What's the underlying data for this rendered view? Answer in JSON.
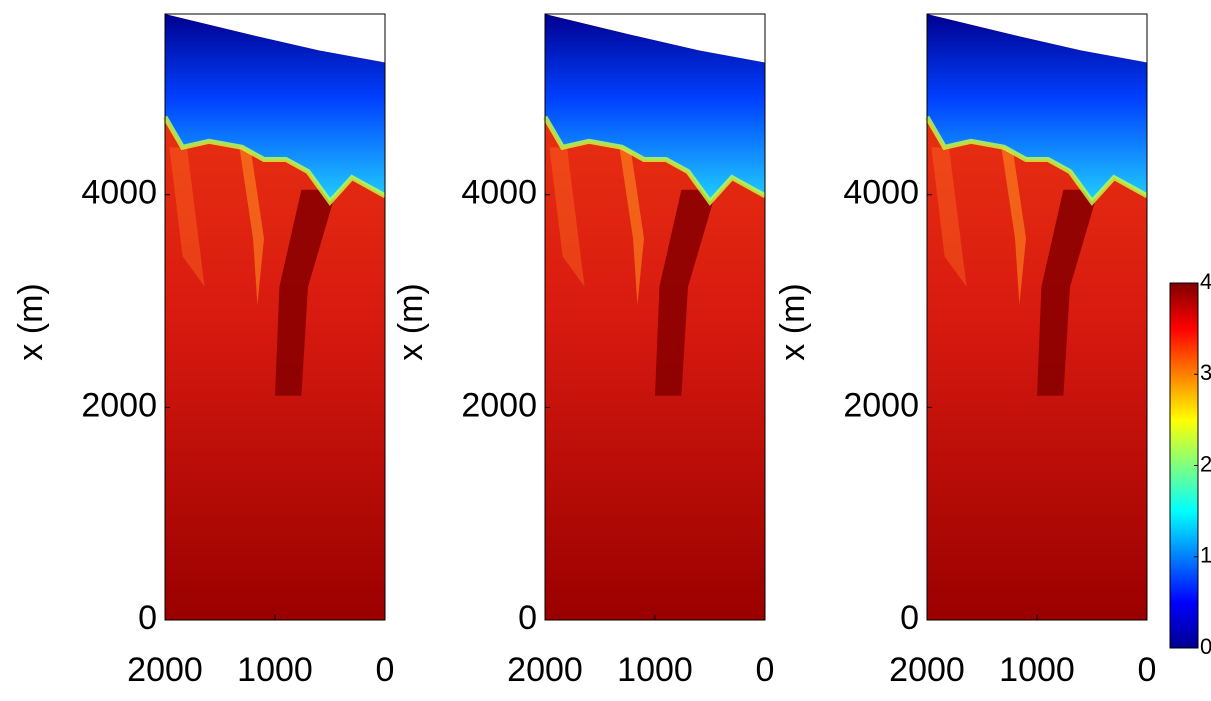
{
  "chart_data": [
    {
      "type": "heatmap",
      "ylabel": "x (m)",
      "xlim": [
        2000,
        0
      ],
      "ylim": [
        0,
        5700
      ],
      "xticks": [
        2000,
        1000,
        0
      ],
      "yticks": [
        0,
        2000,
        4000
      ]
    },
    {
      "type": "heatmap",
      "ylabel": "x (m)",
      "xlim": [
        2000,
        0
      ],
      "ylim": [
        0,
        5700
      ],
      "xticks": [
        2000,
        1000,
        0
      ],
      "yticks": [
        0,
        2000,
        4000
      ]
    },
    {
      "type": "heatmap",
      "ylabel": "x (m)",
      "xlim": [
        2000,
        0
      ],
      "ylim": [
        0,
        5700
      ],
      "xticks": [
        2000,
        1000,
        0
      ],
      "yticks": [
        0,
        2000,
        4000
      ],
      "colorbar": {
        "lim": [
          0,
          4
        ],
        "ticks": [
          0,
          1,
          2,
          3,
          4
        ]
      }
    }
  ]
}
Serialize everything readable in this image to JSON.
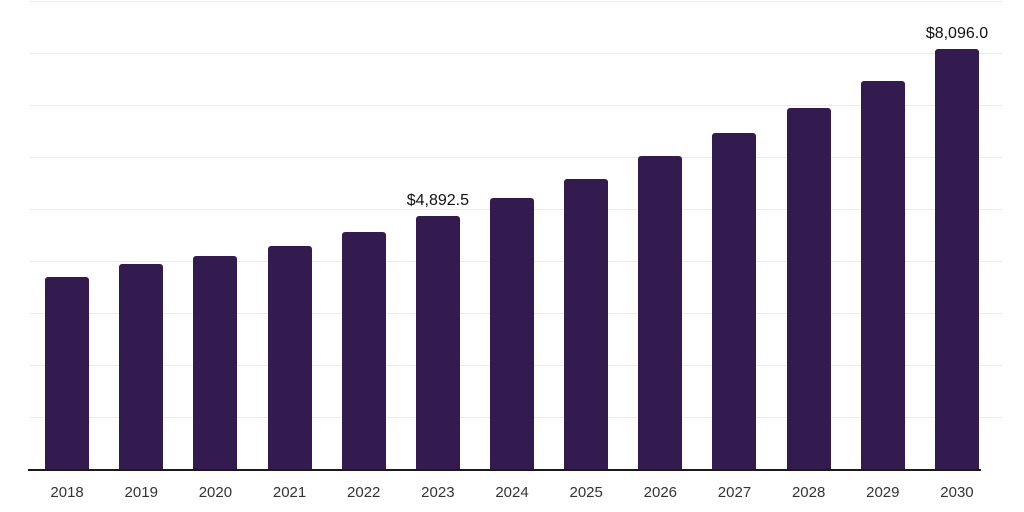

- Required work
Leave the pictures out and reproduce all of the records exactly.

- Full solution
What's the underlying data for this rendered view? Answer in JSON.
{
  "chart_data": [
    {
      "type": "heatmap",
      "ylabel": "x (m)",
      "xlim": [
        2000,
        0
      ],
      "ylim": [
        0,
        5700
      ],
      "xticks": [
        2000,
        1000,
        0
      ],
      "yticks": [
        0,
        2000,
        4000
      ]
    },
    {
      "type": "heatmap",
      "ylabel": "x (m)",
      "xlim": [
        2000,
        0
      ],
      "ylim": [
        0,
        5700
      ],
      "xticks": [
        2000,
        1000,
        0
      ],
      "yticks": [
        0,
        2000,
        4000
      ]
    },
    {
      "type": "heatmap",
      "ylabel": "x (m)",
      "xlim": [
        2000,
        0
      ],
      "ylim": [
        0,
        5700
      ],
      "xticks": [
        2000,
        1000,
        0
      ],
      "yticks": [
        0,
        2000,
        4000
      ],
      "colorbar": {
        "lim": [
          0,
          4
        ],
        "ticks": [
          0,
          1,
          2,
          3,
          4
        ]
      }
    }
  ]
}
Serialize everything readable in this image to JSON.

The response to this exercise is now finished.